***** Input for this task *****

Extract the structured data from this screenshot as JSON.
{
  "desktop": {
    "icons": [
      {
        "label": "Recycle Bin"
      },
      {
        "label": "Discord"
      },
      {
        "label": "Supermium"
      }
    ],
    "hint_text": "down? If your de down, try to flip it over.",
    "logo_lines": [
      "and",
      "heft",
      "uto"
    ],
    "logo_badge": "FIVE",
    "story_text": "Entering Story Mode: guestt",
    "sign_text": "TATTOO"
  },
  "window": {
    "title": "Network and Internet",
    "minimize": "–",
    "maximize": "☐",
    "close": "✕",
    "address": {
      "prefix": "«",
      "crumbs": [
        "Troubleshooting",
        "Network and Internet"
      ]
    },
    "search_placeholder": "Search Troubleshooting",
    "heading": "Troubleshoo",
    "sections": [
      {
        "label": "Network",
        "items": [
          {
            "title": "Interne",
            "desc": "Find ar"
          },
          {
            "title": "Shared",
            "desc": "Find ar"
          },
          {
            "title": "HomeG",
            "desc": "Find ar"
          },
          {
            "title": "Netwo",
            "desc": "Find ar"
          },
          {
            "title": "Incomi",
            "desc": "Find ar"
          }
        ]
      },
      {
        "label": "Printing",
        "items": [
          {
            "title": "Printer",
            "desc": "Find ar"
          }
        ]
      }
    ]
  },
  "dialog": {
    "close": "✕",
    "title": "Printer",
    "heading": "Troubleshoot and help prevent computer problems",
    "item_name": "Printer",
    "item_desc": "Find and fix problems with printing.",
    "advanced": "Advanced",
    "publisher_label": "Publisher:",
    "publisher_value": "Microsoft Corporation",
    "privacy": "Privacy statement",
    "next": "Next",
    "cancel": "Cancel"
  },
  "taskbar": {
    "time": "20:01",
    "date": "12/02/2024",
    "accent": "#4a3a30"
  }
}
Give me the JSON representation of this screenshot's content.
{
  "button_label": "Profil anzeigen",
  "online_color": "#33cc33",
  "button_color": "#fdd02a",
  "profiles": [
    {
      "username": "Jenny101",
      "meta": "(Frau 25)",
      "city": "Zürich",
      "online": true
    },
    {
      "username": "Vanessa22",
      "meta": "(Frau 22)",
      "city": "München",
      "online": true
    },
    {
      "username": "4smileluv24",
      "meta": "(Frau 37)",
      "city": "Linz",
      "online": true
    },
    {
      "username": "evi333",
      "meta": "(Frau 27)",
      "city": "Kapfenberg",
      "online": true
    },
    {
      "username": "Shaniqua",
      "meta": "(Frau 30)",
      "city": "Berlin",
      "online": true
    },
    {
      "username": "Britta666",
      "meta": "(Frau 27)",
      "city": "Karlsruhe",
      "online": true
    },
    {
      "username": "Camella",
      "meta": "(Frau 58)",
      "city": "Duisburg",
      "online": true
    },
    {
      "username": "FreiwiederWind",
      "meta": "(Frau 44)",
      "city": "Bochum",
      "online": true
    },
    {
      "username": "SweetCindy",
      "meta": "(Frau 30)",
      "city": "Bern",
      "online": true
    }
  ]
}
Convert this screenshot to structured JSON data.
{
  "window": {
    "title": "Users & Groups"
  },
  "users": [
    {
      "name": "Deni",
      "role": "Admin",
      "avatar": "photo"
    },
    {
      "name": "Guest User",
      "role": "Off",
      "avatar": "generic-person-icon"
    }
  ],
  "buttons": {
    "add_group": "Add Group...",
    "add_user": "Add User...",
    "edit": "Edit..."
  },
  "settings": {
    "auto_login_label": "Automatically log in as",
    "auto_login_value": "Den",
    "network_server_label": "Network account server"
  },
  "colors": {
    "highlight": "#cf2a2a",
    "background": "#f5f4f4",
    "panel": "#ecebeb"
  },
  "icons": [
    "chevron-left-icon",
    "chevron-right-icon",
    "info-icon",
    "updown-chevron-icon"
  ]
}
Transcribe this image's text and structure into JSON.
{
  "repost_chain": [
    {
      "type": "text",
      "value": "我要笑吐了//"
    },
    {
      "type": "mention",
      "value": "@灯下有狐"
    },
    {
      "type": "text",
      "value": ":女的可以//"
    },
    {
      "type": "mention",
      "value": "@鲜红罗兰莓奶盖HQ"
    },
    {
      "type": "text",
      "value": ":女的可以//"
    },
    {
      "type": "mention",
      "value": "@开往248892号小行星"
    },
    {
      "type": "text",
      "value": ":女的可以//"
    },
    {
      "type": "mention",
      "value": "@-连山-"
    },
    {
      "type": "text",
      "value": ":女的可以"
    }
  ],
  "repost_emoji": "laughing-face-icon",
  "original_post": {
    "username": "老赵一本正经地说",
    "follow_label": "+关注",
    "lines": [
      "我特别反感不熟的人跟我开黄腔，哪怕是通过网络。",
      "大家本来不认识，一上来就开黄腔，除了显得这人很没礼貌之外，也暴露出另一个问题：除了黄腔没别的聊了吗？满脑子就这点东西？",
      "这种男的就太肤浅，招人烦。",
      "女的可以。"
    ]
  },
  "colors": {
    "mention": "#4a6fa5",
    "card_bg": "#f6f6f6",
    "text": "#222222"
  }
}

*****

## Exercise directions
Write out every record shown above, word for word.

## Problem solution
Extract the structured data from this screenshot as JSON.
{
  "desktop": {
    "icons": [
      {
        "label": "Recycle Bin"
      },
      {
        "label": "Discord"
      },
      {
        "label": "Supermium"
      }
    ],
    "hint_text": "down? If your de down, try to flip it over.",
    "logo_lines": [
      "and",
      "heft",
      "uto"
    ],
    "logo_badge": "FIVE",
    "story_text": "Entering Story Mode: guestt",
    "sign_text": "TATTOO"
  },
  "window": {
    "title": "Network and Internet",
    "minimize": "–",
    "maximize": "☐",
    "close": "✕",
    "address": {
      "prefix": "«",
      "crumbs": [
        "Troubleshooting",
        "Network and Internet"
      ]
    },
    "search_placeholder": "Search Troubleshooting",
    "heading": "Troubleshoo",
    "sections": [
      {
        "label": "Network",
        "items": [
          {
            "title": "Interne",
            "desc": "Find ar"
          },
          {
            "title": "Shared",
            "desc": "Find ar"
          },
          {
            "title": "HomeG",
            "desc": "Find ar"
          },
          {
            "title": "Netwo",
            "desc": "Find ar"
          },
          {
            "title": "Incomi",
            "desc": "Find ar"
          }
        ]
      },
      {
        "label": "Printing",
        "items": [
          {
            "title": "Printer",
            "desc": "Find ar"
          }
        ]
      }
    ]
  },
  "dialog": {
    "close": "✕",
    "title": "Printer",
    "heading": "Troubleshoot and help prevent computer problems",
    "item_name": "Printer",
    "item_desc": "Find and fix problems with printing.",
    "advanced": "Advanced",
    "publisher_label": "Publisher:",
    "publisher_value": "Microsoft Corporation",
    "privacy": "Privacy statement",
    "next": "Next",
    "cancel": "Cancel"
  },
  "taskbar": {
    "time": "20:01",
    "date": "12/02/2024",
    "accent": "#4a3a30"
  }
}
Give me the JSON representation of this screenshot's content.
{
  "button_label": "Profil anzeigen",
  "online_color": "#33cc33",
  "button_color": "#fdd02a",
  "profiles": [
    {
      "username": "Jenny101",
      "meta": "(Frau 25)",
      "city": "Zürich",
      "online": true
    },
    {
      "username": "Vanessa22",
      "meta": "(Frau 22)",
      "city": "München",
      "online": true
    },
    {
      "username": "4smileluv24",
      "meta": "(Frau 37)",
      "city": "Linz",
      "online": true
    },
    {
      "username": "evi333",
      "meta": "(Frau 27)",
      "city": "Kapfenberg",
      "online": true
    },
    {
      "username": "Shaniqua",
      "meta": "(Frau 30)",
      "city": "Berlin",
      "online": true
    },
    {
      "username": "Britta666",
      "meta": "(Frau 27)",
      "city": "Karlsruhe",
      "online": true
    },
    {
      "username": "Camella",
      "meta": "(Frau 58)",
      "city": "Duisburg",
      "online": true
    },
    {
      "username": "FreiwiederWind",
      "meta": "(Frau 44)",
      "city": "Bochum",
      "online": true
    },
    {
      "username": "SweetCindy",
      "meta": "(Frau 30)",
      "city": "Bern",
      "online": true
    }
  ]
}
Convert this screenshot to structured JSON data.
{
  "window": {
    "title": "Users & Groups"
  },
  "users": [
    {
      "name": "Deni",
      "role": "Admin",
      "avatar": "photo"
    },
    {
      "name": "Guest User",
      "role": "Off",
      "avatar": "generic-person-icon"
    }
  ],
  "buttons": {
    "add_group": "Add Group...",
    "add_user": "Add User...",
    "edit": "Edit..."
  },
  "settings": {
    "auto_login_label": "Automatically log in as",
    "auto_login_value": "Den",
    "network_server_label": "Network account server"
  },
  "colors": {
    "highlight": "#cf2a2a",
    "background": "#f5f4f4",
    "panel": "#ecebeb"
  },
  "icons": [
    "chevron-left-icon",
    "chevron-right-icon",
    "info-icon",
    "updown-chevron-icon"
  ]
}
Transcribe this image's text and structure into JSON.
{
  "repost_chain": [
    {
      "type": "text",
      "value": "我要笑吐了//"
    },
    {
      "type": "mention",
      "value": "@灯下有狐"
    },
    {
      "type": "text",
      "value": ":女的可以//"
    },
    {
      "type": "mention",
      "value": "@鲜红罗兰莓奶盖HQ"
    },
    {
      "type": "text",
      "value": ":女的可以//"
    },
    {
      "type": "mention",
      "value": "@开往248892号小行星"
    },
    {
      "type": "text",
      "value": ":女的可以//"
    },
    {
      "type": "mention",
      "value": "@-连山-"
    },
    {
      "type": "text",
      "value": ":女的可以"
    }
  ],
  "repost_emoji": "laughing-face-icon",
  "original_post": {
    "username": "老赵一本正经地说",
    "follow_label": "+关注",
    "lines": [
      "我特别反感不熟的人跟我开黄腔，哪怕是通过网络。",
      "大家本来不认识，一上来就开黄腔，除了显得这人很没礼貌之外，也暴露出另一个问题：除了黄腔没别的聊了吗？满脑子就这点东西？",
      "这种男的就太肤浅，招人烦。",
      "女的可以。"
    ]
  },
  "colors": {
    "mention": "#4a6fa5",
    "card_bg": "#f6f6f6",
    "text": "#222222"
  }
}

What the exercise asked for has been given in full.